EXTRACT:
········
Analysts polled by FactSet are looking for earnings of $20.83 per share on revenue of $35.75 billion. Those are steep expectations. ZeroHedge framed the report as "even bigger than usual" precisely because it follows Tuesday's AI trade shakeout, a moment that exposed how much of the sector had been priced for a flawless run.
Jay Woods, chief market strategist at Freedom Capital Markets, flagged $1,000 as a level traders will watch on the downside. "That's going to sound like a big drawdown, but it's something that traders will be watching as it starts to get in line with this 20-day moving average," he told CNBC.
A Healthy Correction or Something More?
The fair concern from investors who've been long semiconductors is real: the AI buildout thesis hasn't changed. Data center demand is genuinely expanding. Micron's HBM memory chips are in almost every serious AI training cluster. The selloff, in this reading, is a positioning event, not a fundamental crack.
········
EXERCISE AIM: In the market article, what price level does Jay Woods say traders will watch on the downside? The items that follow have no connection to the market article.
········
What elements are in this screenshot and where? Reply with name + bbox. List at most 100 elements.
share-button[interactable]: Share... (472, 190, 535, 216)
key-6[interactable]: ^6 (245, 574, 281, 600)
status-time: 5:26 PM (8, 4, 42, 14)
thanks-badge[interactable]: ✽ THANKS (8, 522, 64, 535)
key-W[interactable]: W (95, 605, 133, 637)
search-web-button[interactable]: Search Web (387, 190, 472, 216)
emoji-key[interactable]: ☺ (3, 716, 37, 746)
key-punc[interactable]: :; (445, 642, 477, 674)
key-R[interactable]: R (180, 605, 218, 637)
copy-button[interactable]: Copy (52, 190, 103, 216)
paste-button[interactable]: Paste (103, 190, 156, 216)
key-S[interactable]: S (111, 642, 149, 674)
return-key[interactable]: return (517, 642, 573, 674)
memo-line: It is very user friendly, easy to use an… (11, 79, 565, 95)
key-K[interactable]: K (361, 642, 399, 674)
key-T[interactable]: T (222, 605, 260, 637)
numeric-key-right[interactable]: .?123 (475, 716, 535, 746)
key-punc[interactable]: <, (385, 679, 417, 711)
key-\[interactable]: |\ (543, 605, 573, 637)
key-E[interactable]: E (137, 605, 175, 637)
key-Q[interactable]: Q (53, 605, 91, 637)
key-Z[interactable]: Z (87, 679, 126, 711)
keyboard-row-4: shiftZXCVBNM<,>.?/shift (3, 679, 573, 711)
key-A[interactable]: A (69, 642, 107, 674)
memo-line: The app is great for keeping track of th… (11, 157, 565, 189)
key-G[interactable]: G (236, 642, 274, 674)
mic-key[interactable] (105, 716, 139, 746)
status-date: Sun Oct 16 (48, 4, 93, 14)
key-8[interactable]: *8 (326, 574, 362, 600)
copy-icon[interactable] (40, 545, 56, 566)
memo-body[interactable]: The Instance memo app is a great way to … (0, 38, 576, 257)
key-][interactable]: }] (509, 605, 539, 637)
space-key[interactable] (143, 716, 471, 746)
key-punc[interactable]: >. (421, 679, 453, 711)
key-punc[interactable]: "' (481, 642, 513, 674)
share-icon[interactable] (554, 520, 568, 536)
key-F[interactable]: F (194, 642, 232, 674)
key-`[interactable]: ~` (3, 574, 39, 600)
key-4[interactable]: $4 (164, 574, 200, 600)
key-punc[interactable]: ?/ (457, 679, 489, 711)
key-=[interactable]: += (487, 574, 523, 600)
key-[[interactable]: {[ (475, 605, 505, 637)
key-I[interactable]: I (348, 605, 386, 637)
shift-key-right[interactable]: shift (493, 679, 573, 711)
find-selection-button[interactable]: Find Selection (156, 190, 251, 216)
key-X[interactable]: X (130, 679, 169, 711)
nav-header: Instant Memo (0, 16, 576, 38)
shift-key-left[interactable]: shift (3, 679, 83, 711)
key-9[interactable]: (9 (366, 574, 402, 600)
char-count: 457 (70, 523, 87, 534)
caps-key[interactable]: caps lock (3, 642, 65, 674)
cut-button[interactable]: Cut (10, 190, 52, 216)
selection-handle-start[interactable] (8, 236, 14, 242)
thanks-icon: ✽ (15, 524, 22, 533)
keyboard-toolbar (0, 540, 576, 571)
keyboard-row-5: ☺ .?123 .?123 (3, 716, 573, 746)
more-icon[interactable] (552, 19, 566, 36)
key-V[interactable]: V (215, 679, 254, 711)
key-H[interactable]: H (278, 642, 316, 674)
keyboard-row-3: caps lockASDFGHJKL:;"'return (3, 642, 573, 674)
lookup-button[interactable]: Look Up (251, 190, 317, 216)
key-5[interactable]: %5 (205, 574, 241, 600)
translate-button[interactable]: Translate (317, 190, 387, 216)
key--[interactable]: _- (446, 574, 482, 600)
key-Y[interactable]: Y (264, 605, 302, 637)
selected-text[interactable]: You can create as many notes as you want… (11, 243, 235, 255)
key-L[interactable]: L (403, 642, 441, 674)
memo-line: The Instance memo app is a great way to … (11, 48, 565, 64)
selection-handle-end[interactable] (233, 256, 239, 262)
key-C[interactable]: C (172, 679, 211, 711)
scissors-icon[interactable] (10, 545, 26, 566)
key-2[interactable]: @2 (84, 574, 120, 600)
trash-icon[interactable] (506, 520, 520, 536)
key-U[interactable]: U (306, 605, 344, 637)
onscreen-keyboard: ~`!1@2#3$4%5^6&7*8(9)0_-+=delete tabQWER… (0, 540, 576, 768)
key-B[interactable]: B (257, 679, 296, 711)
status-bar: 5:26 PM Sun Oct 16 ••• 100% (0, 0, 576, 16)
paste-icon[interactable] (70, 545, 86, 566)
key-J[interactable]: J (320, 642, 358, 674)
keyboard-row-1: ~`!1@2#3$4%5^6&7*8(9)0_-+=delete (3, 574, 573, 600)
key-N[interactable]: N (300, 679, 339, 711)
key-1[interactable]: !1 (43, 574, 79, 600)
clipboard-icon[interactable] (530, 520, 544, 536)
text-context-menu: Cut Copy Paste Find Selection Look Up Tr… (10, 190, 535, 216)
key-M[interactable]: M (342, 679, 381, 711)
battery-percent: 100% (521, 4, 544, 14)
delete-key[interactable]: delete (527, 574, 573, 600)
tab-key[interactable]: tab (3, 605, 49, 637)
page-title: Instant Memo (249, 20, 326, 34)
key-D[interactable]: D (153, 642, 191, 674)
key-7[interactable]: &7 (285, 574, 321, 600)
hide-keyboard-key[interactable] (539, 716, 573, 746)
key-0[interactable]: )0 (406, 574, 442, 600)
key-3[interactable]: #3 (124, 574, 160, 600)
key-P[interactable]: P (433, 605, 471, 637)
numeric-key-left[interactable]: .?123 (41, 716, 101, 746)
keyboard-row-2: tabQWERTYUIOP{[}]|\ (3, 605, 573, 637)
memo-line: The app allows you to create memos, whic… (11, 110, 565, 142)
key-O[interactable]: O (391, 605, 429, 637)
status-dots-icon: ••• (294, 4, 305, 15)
········
OUTPUT OF THE EXERCISE: $1,000